====== Dataset extract

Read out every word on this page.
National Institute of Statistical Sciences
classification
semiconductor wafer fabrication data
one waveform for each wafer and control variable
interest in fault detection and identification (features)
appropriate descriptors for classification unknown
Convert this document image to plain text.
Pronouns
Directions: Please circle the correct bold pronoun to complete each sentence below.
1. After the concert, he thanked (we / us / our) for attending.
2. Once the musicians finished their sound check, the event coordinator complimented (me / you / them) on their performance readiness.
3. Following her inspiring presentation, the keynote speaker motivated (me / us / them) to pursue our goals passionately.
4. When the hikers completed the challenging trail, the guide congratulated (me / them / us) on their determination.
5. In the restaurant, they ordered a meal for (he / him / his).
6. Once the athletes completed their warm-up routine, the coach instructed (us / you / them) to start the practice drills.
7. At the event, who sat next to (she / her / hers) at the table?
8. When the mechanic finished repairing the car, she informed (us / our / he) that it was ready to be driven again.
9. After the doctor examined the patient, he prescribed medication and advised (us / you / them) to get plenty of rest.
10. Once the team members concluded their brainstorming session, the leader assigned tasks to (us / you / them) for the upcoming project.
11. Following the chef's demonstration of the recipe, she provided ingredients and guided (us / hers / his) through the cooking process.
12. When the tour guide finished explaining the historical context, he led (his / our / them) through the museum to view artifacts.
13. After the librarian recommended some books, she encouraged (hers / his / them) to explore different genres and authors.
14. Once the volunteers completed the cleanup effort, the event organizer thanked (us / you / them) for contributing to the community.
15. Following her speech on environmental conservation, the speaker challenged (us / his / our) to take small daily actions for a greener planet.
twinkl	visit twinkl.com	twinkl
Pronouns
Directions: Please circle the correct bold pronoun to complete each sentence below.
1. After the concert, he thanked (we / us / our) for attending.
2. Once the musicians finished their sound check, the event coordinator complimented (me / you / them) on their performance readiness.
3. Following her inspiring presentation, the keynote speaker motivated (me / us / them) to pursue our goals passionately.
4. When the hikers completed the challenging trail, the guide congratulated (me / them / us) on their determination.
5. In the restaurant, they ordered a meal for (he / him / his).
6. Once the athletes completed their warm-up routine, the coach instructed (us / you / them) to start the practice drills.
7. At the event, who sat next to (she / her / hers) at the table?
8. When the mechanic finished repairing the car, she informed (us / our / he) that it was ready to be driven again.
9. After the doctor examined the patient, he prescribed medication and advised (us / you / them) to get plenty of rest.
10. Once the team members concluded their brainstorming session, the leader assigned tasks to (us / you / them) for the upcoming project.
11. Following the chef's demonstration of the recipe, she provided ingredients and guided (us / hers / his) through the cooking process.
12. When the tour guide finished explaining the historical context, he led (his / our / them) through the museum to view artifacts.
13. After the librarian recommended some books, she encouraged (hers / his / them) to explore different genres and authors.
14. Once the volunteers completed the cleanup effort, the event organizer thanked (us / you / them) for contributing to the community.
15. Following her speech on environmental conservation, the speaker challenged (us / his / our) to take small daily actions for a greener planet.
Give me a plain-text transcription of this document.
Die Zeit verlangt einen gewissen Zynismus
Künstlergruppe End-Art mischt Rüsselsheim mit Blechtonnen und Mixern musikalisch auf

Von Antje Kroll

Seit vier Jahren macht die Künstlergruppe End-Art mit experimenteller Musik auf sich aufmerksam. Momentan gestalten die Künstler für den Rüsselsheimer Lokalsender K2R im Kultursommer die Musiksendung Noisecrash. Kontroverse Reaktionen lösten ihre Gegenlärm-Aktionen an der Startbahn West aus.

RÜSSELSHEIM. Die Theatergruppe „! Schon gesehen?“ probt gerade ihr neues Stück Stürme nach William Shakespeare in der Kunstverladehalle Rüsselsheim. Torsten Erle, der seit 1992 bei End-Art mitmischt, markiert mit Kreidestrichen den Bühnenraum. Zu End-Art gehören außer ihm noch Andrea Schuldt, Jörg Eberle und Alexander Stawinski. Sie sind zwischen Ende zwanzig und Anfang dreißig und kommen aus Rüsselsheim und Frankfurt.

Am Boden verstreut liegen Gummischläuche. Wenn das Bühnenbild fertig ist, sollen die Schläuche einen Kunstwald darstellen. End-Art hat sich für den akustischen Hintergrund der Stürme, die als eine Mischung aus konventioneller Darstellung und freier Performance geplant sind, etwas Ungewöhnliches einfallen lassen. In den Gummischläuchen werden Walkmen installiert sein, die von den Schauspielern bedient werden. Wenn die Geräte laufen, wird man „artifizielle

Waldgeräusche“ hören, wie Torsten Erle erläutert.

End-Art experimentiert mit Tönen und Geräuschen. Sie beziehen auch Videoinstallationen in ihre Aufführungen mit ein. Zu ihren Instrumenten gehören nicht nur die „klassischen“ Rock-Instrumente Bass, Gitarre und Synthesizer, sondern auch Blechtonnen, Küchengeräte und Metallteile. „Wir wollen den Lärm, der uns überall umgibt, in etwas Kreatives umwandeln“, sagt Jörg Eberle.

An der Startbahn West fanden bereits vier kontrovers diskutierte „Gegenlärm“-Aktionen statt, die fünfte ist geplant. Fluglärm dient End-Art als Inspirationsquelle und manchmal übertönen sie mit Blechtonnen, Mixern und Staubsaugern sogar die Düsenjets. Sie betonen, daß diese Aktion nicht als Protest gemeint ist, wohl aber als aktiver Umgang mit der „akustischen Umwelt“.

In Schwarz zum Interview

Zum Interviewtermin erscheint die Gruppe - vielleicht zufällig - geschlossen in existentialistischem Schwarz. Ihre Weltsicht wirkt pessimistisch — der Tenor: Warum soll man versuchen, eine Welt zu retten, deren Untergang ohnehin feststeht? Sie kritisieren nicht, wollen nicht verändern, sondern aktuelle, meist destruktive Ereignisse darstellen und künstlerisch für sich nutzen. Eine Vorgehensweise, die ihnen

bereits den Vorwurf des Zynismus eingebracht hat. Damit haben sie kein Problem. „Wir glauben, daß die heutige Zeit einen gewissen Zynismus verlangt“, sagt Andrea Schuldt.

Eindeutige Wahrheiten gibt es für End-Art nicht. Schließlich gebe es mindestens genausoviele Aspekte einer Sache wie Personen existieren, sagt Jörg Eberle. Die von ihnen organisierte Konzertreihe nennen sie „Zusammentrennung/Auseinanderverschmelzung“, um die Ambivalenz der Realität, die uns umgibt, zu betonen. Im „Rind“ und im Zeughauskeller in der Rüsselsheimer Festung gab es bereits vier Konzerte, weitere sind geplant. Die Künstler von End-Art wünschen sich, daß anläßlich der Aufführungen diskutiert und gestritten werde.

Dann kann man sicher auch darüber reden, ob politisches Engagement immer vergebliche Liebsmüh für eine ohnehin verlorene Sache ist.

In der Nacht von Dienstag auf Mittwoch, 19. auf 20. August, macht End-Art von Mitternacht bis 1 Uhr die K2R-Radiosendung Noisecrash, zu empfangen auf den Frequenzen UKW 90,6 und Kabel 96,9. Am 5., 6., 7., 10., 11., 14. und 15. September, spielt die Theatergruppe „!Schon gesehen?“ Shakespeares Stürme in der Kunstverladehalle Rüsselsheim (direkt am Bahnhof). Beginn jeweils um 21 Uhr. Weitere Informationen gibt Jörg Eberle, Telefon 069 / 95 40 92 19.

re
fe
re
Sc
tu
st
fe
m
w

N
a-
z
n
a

============

Extract all of the data above without altering anything.

• [Reply to the task]
Read out every word on this page.
National Institute of Statistical Sciences
classification
semiconductor wafer fabrication data
one waveform for each wafer and control variable
interest in fault detection and identification (features)
appropriate descriptors for classification unknown
Convert this document image to plain text.
Pronouns
Directions: Please circle the correct bold pronoun to complete each sentence below.
1. After the concert, he thanked (we / us / our) for attending.
2. Once the musicians finished their sound check, the event coordinator complimented (me / you / them) on their performance readiness.
3. Following her inspiring presentation, the keynote speaker motivated (me / us / them) to pursue our goals passionately.
4. When the hikers completed the challenging trail, the guide congratulated (me / them / us) on their determination.
5. In the restaurant, they ordered a meal for (he / him / his).
6. Once the athletes completed their warm-up routine, the coach instructed (us / you / them) to start the practice drills.
7. At the event, who sat next to (she / her / hers) at the table?
8. When the mechanic finished repairing the car, she informed (us / our / he) that it was ready to be driven again.
9. After the doctor examined the patient, he prescribed medication and advised (us / you / them) to get plenty of rest.
10. Once the team members concluded their brainstorming session, the leader assigned tasks to (us / you / them) for the upcoming project.
11. Following the chef's demonstration of the recipe, she provided ingredients and guided (us / hers / his) through the cooking process.
12. When the tour guide finished explaining the historical context, he led (his / our / them) through the museum to view artifacts.
13. After the librarian recommended some books, she encouraged (hers / his / them) to explore different genres and authors.
14. Once the volunteers completed the cleanup effort, the event organizer thanked (us / you / them) for contributing to the community.
15. Following her speech on environmental conservation, the speaker challenged (us / his / our) to take small daily actions for a greener planet.
twinkl	visit twinkl.com	twinkl
Pronouns
Directions: Please circle the correct bold pronoun to complete each sentence below.
1. After the concert, he thanked (we / us / our) for attending.
2. Once the musicians finished their sound check, the event coordinator complimented (me / you / them) on their performance readiness.
3. Following her inspiring presentation, the keynote speaker motivated (me / us / them) to pursue our goals passionately.
4. When the hikers completed the challenging trail, the guide congratulated (me / them / us) on their determination.
5. In the restaurant, they ordered a meal for (he / him / his).
6. Once the athletes completed their warm-up routine, the coach instructed (us / you / them) to start the practice drills.
7. At the event, who sat next to (she / her / hers) at the table?
8. When the mechanic finished repairing the car, she informed (us / our / he) that it was ready to be driven again.
9. After the doctor examined the patient, he prescribed medication and advised (us / you / them) to get plenty of rest.
10. Once the team members concluded their brainstorming session, the leader assigned tasks to (us / you / them) for the upcoming project.
11. Following the chef's demonstration of the recipe, she provided ingredients and guided (us / hers / his) through the cooking process.
12. When the tour guide finished explaining the historical context, he led (his / our / them) through the museum to view artifacts.
13. After the librarian recommended some books, she encouraged (hers / his / them) to explore different genres and authors.
14. Once the volunteers completed the cleanup effort, the event organizer thanked (us / you / them) for contributing to the community.
15. Following her speech on environmental conservation, the speaker challenged (us / his / our) to take small daily actions for a greener planet.
Give me a plain-text transcription of this document.
Die Zeit verlangt einen gewissen Zynismus
Künstlergruppe End-Art mischt Rüsselsheim mit Blechtonnen und Mixern musikalisch auf

Von Antje Kroll

Seit vier Jahren macht die Künstlergruppe End-Art mit experimenteller Musik auf sich aufmerksam. Momentan gestalten die Künstler für den Rüsselsheimer Lokalsender K2R im Kultursommer die Musiksendung Noisecrash. Kontroverse Reaktionen lösten ihre Gegenlärm-Aktionen an der Startbahn West aus.

RÜSSELSHEIM. Die Theatergruppe „! Schon gesehen?“ probt gerade ihr neues Stück Stürme nach William Shakespeare in der Kunstverladehalle Rüsselsheim. Torsten Erle, der seit 1992 bei End-Art mitmischt, markiert mit Kreidestrichen den Bühnenraum. Zu End-Art gehören außer ihm noch Andrea Schuldt, Jörg Eberle und Alexander Stawinski. Sie sind zwischen Ende zwanzig und Anfang dreißig und kommen aus Rüsselsheim und Frankfurt.

Am Boden verstreut liegen Gummischläuche. Wenn das Bühnenbild fertig ist, sollen die Schläuche einen Kunstwald darstellen. End-Art hat sich für den akustischen Hintergrund der Stürme, die als eine Mischung aus konventioneller Darstellung und freier Performance geplant sind, etwas Ungewöhnliches einfallen lassen. In den Gummischläuchen werden Walkmen installiert sein, die von den Schauspielern bedient werden. Wenn die Geräte laufen, wird man „artifizielle

Waldgeräusche“ hören, wie Torsten Erle erläutert.

End-Art experimentiert mit Tönen und Geräuschen. Sie beziehen auch Videoinstallationen in ihre Aufführungen mit ein. Zu ihren Instrumenten gehören nicht nur die „klassischen“ Rock-Instrumente Bass, Gitarre und Synthesizer, sondern auch Blechtonnen, Küchengeräte und Metallteile. „Wir wollen den Lärm, der uns überall umgibt, in etwas Kreatives umwandeln“, sagt Jörg Eberle.

An der Startbahn West fanden bereits vier kontrovers diskutierte „Gegenlärm“-Aktionen statt, die fünfte ist geplant. Fluglärm dient End-Art als Inspirationsquelle und manchmal übertönen sie mit Blechtonnen, Mixern und Staubsaugern sogar die Düsenjets. Sie betonen, daß diese Aktion nicht als Protest gemeint ist, wohl aber als aktiver Umgang mit der „akustischen Umwelt“.

In Schwarz zum Interview

Zum Interviewtermin erscheint die Gruppe - vielleicht zufällig - geschlossen in existentialistischem Schwarz. Ihre Weltsicht wirkt pessimistisch — der Tenor: Warum soll man versuchen, eine Welt zu retten, deren Untergang ohnehin feststeht? Sie kritisieren nicht, wollen nicht verändern, sondern aktuelle, meist destruktive Ereignisse darstellen und künstlerisch für sich nutzen. Eine Vorgehensweise, die ihnen

bereits den Vorwurf des Zynismus eingebracht hat. Damit haben sie kein Problem. „Wir glauben, daß die heutige Zeit einen gewissen Zynismus verlangt“, sagt Andrea Schuldt.

Eindeutige Wahrheiten gibt es für End-Art nicht. Schließlich gebe es mindestens genausoviele Aspekte einer Sache wie Personen existieren, sagt Jörg Eberle. Die von ihnen organisierte Konzertreihe nennen sie „Zusammentrennung/Auseinanderverschmelzung“, um die Ambivalenz der Realität, die uns umgibt, zu betonen. Im „Rind“ und im Zeughauskeller in der Rüsselsheimer Festung gab es bereits vier Konzerte, weitere sind geplant. Die Künstler von End-Art wünschen sich, daß anläßlich der Aufführungen diskutiert und gestritten werde.

Dann kann man sicher auch darüber reden, ob politisches Engagement immer vergebliche Liebsmüh für eine ohnehin verlorene Sache ist.

In der Nacht von Dienstag auf Mittwoch, 19. auf 20. August, macht End-Art von Mitternacht bis 1 Uhr die K2R-Radiosendung Noisecrash, zu empfangen auf den Frequenzen UKW 90,6 und Kabel 96,9. Am 5., 6., 7., 10., 11., 14. und 15. September, spielt die Theatergruppe „!Schon gesehen?“ Shakespeares Stürme in der Kunstverladehalle Rüsselsheim (direkt am Bahnhof). Beginn jeweils um 21 Uhr. Weitere Informationen gibt Jörg Eberle, Telefon 069 / 95 40 92 19.

re
fe
re
Sc
tu
st
fe
m
w

N
a-
z
n
a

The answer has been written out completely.